--- START MATERIAL TO PROCESS ---

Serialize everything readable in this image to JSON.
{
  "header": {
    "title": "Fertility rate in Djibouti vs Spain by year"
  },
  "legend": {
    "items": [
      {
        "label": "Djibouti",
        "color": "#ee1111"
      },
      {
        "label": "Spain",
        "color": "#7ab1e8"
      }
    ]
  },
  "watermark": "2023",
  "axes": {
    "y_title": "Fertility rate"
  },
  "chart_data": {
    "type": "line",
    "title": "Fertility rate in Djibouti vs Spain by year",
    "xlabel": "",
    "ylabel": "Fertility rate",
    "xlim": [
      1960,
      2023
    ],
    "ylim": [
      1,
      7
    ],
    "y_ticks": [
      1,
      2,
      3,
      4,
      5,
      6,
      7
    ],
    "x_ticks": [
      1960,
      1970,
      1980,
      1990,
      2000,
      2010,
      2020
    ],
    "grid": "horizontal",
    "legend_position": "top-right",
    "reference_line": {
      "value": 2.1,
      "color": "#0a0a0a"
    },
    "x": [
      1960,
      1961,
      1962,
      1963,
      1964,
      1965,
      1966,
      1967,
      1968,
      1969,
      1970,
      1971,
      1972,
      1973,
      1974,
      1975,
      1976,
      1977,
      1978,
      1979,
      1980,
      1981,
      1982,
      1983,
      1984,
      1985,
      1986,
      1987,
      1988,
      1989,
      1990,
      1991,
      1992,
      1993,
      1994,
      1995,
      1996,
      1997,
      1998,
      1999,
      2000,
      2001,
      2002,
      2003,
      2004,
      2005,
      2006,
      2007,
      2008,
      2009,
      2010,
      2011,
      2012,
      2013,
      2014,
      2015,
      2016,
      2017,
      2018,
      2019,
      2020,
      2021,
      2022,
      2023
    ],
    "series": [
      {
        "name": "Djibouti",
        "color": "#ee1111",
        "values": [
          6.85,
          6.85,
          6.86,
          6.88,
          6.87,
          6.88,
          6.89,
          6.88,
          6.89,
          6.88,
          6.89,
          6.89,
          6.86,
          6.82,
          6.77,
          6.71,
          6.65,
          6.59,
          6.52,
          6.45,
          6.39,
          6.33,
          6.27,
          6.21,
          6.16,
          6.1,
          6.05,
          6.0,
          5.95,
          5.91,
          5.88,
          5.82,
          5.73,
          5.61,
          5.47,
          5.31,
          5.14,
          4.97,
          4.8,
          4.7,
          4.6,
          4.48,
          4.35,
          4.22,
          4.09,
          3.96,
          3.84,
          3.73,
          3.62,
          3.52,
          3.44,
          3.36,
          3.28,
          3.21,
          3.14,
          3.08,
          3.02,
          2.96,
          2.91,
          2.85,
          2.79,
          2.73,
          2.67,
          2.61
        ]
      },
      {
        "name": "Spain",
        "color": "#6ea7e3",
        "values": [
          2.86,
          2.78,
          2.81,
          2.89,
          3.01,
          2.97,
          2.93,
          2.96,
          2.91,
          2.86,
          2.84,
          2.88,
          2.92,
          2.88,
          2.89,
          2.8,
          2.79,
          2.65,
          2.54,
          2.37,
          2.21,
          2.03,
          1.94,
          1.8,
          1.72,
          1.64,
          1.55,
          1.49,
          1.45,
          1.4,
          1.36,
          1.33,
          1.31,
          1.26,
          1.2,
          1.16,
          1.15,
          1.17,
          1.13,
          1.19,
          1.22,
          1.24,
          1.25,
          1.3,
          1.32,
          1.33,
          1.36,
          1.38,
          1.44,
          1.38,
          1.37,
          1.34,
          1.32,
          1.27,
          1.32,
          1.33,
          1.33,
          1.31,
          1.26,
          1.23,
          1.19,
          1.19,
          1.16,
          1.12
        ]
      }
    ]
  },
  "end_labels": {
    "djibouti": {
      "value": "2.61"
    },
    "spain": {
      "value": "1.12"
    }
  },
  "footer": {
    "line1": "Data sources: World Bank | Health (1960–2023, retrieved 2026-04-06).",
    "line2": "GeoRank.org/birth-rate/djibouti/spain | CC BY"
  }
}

--- END MATERIAL TO PROCESS ---

Exactly reproduce all of the entries.

Serialize everything readable in this image to JSON.
{
  "header": {
    "title": "Fertility rate in Djibouti vs Spain by year"
  },
  "legend": {
    "items": [
      {
        "label": "Djibouti",
        "color": "#ee1111"
      },
      {
        "label": "Spain",
        "color": "#7ab1e8"
      }
    ]
  },
  "watermark": "2023",
  "axes": {
    "y_title": "Fertility rate"
  },
  "chart_data": {
    "type": "line",
    "title": "Fertility rate in Djibouti vs Spain by year",
    "xlabel": "",
    "ylabel": "Fertility rate",
    "xlim": [
      1960,
      2023
    ],
    "ylim": [
      1,
      7
    ],
    "y_ticks": [
      1,
      2,
      3,
      4,
      5,
      6,
      7
    ],
    "x_ticks": [
      1960,
      1970,
      1980,
      1990,
      2000,
      2010,
      2020
    ],
    "grid": "horizontal",
    "legend_position": "top-right",
    "reference_line": {
      "value": 2.1,
      "color": "#0a0a0a"
    },
    "x": [
      1960,
      1961,
      1962,
      1963,
      1964,
      1965,
      1966,
      1967,
      1968,
      1969,
      1970,
      1971,
      1972,
      1973,
      1974,
      1975,
      1976,
      1977,
      1978,
      1979,
      1980,
      1981,
      1982,
      1983,
      1984,
      1985,
      1986,
      1987,
      1988,
      1989,
      1990,
      1991,
      1992,
      1993,
      1994,
      1995,
      1996,
      1997,
      1998,
      1999,
      2000,
      2001,
      2002,
      2003,
      2004,
      2005,
      2006,
      2007,
      2008,
      2009,
      2010,
      2011,
      2012,
      2013,
      2014,
      2015,
      2016,
      2017,
      2018,
      2019,
      2020,
      2021,
      2022,
      2023
    ],
    "series": [
      {
        "name": "Djibouti",
        "color": "#ee1111",
        "values": [
          6.85,
          6.85,
          6.86,
          6.88,
          6.87,
          6.88,
          6.89,
          6.88,
          6.89,
          6.88,
          6.89,
          6.89,
          6.86,
          6.82,
          6.77,
          6.71,
          6.65,
          6.59,
          6.52,
          6.45,
          6.39,
          6.33,
          6.27,
          6.21,
          6.16,
          6.1,
          6.05,
          6.0,
          5.95,
          5.91,
          5.88,
          5.82,
          5.73,
          5.61,
          5.47,
          5.31,
          5.14,
          4.97,
          4.8,
          4.7,
          4.6,
          4.48,
          4.35,
          4.22,
          4.09,
          3.96,
          3.84,
          3.73,
          3.62,
          3.52,
          3.44,
          3.36,
          3.28,
          3.21,
          3.14,
          3.08,
          3.02,
          2.96,
          2.91,
          2.85,
          2.79,
          2.73,
          2.67,
          2.61
        ]
      },
      {
        "name": "Spain",
        "color": "#6ea7e3",
        "values": [
          2.86,
          2.78,
          2.81,
          2.89,
          3.01,
          2.97,
          2.93,
          2.96,
          2.91,
          2.86,
          2.84,
          2.88,
          2.92,
          2.88,
          2.89,
          2.8,
          2.79,
          2.65,
          2.54,
          2.37,
          2.21,
          2.03,
          1.94,
          1.8,
          1.72,
          1.64,
          1.55,
          1.49,
          1.45,
          1.4,
          1.36,
          1.33,
          1.31,
          1.26,
          1.2,
          1.16,
          1.15,
          1.17,
          1.13,
          1.19,
          1.22,
          1.24,
          1.25,
          1.3,
          1.32,
          1.33,
          1.36,
          1.38,
          1.44,
          1.38,
          1.37,
          1.34,
          1.32,
          1.27,
          1.32,
          1.33,
          1.33,
          1.31,
          1.26,
          1.23,
          1.19,
          1.19,
          1.16,
          1.12
        ]
      }
    ]
  },
  "end_labels": {
    "djibouti": {
      "value": "2.61"
    },
    "spain": {
      "value": "1.12"
    }
  },
  "footer": {
    "line1": "Data sources: World Bank | Health (1960–2023, retrieved 2026-04-06).",
    "line2": "GeoRank.org/birth-rate/djibouti/spain | CC BY"
  }
}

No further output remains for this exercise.